Exercises:
a - According to the passage on motive in accusations, what drives a man into wrongdoing even more swiftly than a calculation of advantage?
b - Recast the records from their first line through the line holding "kpi-value: 7 684,00", inclusive, as a JSON list of strings. Give one string per line and leave out blank lines.
---------- Supplied passage
For the things that were taught about future time in the taking of counsel — for what reason they would seem to have either advantage or the means of accomplishment — these same things he who argues about a deed will have to gather, so that he may show for what reason the things were both advantageous to the man he accuses and could have been accomplished by him. Conjecture is set in motion by advantage, if the man accused is said to have acted either in hope of goods or in fear of evils; and this is the sharper, the greater those things are set down to be in either kind. The emotions too bear on the cause of the deed:
quae enim in consilio capiendo futuri temporis praecipiebantur, quam ob rem aut utilitatem viderentur habitura aut efficiendi facultatem, eadem, qui de facto argumentabitur, conligere debebit, quam ob rem et utilia illi, quem arguet, fuisse et ab eo effici potuisse demonstret. Vtilitatis coniectura movetur, si illud quod arguitur aut spe bonorum aut malorum metu fecisse dicitur; quod fit acrius, quo illa in utroque genere maiora ponuntur. Spectant etiam ad causam facti motus animorum,
if there was fresh anger, if old hatred, if a passion for revenge, if the pain of a wrong, if a craving for honour, for glory, for power, for money, if fear of danger, if debt, if straitened family means; if the man is bold, if reckless, if cruel, if without self-command, if heedless, if unwise, if in love, if of disturbed mind, if drunk; if he acted with hope of accomplishing it, or in the belief that he could conceal it, or, if it were brought to light, that he could ward off the charge, or break through the danger, or put it off to a distant time; or if the penalty of the court was lighter than the reward of the deed; or if the pleasure of the crime was greater than the pain of condemnation.
si ira recens, si odium vetus, si ulciscendi studium, si iniuriae dolor, si honoris, si gloriae, si imperi, si pecuniae cupiditas, si periculi timor, si aes alienum, si angustiae rei familiaris, si audax, si levis, si crudelis, si impotens, si incautus, si insipiens, si amans, si commota mente, si vinolentus, si cum spe efficiendi, si cum opinione celandi aut, si patefactum esset, depellendi criminis vel perrumpendi periculi vel in longinquum tempus differendi; aut si iudici poena levior quam facti praemium; aut si facinoris voluptas maior quam damnationis dolor.
For it is roughly by these things that the suspicion of a deed is confirmed, when both motives of will and the means are found in the accused. In the will, the advantage is sought in the gaining of some benefit and the avoiding of some harm, so that either hope or fear may seem to have driven him, or some sudden stirring of the mind, which drives a man into wrongdoing even more swiftly than a calculation of advantage. So let this be what is said about the motive.
--------------------
---------- Material provided
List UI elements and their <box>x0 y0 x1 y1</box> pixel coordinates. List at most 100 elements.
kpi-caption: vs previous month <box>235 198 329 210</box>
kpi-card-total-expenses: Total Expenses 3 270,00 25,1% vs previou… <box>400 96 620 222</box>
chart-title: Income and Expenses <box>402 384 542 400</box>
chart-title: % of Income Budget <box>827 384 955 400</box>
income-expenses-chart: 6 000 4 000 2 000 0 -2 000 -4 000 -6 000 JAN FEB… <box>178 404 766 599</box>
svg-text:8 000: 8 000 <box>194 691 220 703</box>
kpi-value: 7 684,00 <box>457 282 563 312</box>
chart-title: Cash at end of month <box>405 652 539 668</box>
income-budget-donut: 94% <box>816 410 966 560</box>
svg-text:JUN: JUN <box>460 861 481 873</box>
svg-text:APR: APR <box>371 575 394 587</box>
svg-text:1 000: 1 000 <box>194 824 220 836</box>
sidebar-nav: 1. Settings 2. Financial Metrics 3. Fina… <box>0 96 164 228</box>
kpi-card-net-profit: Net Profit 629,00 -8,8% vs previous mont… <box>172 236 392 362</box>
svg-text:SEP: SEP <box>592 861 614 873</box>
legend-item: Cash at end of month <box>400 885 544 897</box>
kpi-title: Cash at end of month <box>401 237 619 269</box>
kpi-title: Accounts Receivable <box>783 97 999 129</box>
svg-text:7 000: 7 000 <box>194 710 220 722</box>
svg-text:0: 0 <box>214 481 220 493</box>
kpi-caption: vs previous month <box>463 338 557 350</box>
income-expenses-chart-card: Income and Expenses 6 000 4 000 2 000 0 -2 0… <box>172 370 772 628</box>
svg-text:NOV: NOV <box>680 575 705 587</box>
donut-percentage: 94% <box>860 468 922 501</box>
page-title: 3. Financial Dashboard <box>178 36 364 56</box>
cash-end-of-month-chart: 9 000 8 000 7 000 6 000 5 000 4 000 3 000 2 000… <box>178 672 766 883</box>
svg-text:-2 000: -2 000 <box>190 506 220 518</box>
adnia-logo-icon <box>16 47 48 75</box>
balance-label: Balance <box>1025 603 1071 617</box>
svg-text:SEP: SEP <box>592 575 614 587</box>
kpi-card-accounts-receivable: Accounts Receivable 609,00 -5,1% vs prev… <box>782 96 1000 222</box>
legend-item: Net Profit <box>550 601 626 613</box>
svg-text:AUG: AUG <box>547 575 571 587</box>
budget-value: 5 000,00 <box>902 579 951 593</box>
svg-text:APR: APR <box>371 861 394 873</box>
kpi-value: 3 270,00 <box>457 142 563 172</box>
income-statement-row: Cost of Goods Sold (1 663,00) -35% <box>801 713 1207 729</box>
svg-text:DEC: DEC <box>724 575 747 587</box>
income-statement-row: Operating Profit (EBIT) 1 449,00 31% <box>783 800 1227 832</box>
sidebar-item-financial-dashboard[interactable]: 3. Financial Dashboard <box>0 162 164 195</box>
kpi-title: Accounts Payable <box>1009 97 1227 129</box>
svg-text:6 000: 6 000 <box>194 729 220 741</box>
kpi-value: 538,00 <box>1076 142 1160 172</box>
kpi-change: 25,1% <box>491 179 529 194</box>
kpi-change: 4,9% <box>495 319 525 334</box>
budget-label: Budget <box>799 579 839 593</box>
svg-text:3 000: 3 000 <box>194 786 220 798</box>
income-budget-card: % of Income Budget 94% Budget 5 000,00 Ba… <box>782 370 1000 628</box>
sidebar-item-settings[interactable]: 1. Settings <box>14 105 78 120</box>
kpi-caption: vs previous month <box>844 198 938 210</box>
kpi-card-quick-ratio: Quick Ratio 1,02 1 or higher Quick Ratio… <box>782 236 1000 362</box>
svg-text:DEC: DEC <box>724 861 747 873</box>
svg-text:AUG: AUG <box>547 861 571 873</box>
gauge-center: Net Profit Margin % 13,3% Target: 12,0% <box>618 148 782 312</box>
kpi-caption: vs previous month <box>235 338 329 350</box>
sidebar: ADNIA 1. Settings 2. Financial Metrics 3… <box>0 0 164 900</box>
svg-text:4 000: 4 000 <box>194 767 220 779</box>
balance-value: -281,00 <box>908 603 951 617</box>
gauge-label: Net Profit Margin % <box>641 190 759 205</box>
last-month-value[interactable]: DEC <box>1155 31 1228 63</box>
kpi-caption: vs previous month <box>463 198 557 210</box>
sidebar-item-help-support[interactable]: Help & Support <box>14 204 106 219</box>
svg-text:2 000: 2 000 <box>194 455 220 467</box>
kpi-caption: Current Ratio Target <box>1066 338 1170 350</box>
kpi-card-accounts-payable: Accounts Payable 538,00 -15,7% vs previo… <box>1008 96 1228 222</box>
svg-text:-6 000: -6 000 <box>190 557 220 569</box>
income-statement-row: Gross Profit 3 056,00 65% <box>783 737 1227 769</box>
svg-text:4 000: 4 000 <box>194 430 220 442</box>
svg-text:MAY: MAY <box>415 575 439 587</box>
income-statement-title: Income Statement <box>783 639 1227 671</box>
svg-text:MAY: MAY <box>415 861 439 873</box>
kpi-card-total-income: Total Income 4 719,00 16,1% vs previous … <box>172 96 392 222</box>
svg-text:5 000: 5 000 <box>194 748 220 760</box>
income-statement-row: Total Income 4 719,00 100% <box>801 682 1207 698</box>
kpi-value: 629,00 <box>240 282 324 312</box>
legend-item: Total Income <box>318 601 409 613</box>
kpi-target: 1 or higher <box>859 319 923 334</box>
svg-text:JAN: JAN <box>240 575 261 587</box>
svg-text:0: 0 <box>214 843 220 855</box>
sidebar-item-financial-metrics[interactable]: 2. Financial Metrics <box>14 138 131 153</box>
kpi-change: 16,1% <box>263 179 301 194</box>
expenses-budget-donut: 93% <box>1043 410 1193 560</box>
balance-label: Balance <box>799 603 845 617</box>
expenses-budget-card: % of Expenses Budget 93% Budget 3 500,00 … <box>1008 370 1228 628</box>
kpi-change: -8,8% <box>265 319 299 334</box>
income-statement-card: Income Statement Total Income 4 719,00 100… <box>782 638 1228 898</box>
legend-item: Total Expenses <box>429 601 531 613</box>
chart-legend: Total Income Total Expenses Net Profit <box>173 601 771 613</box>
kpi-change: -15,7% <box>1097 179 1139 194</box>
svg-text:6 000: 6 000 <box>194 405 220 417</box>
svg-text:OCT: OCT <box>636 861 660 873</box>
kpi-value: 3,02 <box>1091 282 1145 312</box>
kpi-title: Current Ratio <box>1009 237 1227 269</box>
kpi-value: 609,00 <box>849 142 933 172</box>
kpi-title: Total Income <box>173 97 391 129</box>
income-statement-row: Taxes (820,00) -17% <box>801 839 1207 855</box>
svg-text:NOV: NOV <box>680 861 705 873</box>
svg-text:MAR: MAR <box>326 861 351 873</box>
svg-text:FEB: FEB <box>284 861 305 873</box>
--------------------
Set of answers:
a - Some sudden stirring of the mind.

b -
[
  "List UI elements and their <box>x0 y0 x1 y1</box> pixel coordinates. List at most 100 elements.",
  "kpi-caption: vs previous month <box>235 198 329 210</box>",
  "kpi-card-total-expenses: Total Expenses 3 270,00 25,1% vs previou… <box>400 96 620 222</box>",
  "chart-title: Income and Expenses <box>402 384 542 400</box>",
  "chart-title: % of Income Budget <box>827 384 955 400</box>",
  "income-expenses-chart: 6 000 4 000 2 000 0 -2 000 -4 000 -6 000 JAN FEB… <box>178 404 766 599</box>",
  "svg-text:8 000: 8 000 <box>194 691 220 703</box>",
  "kpi-value: 7 684,00 <box>457 282 563 312</box>"
]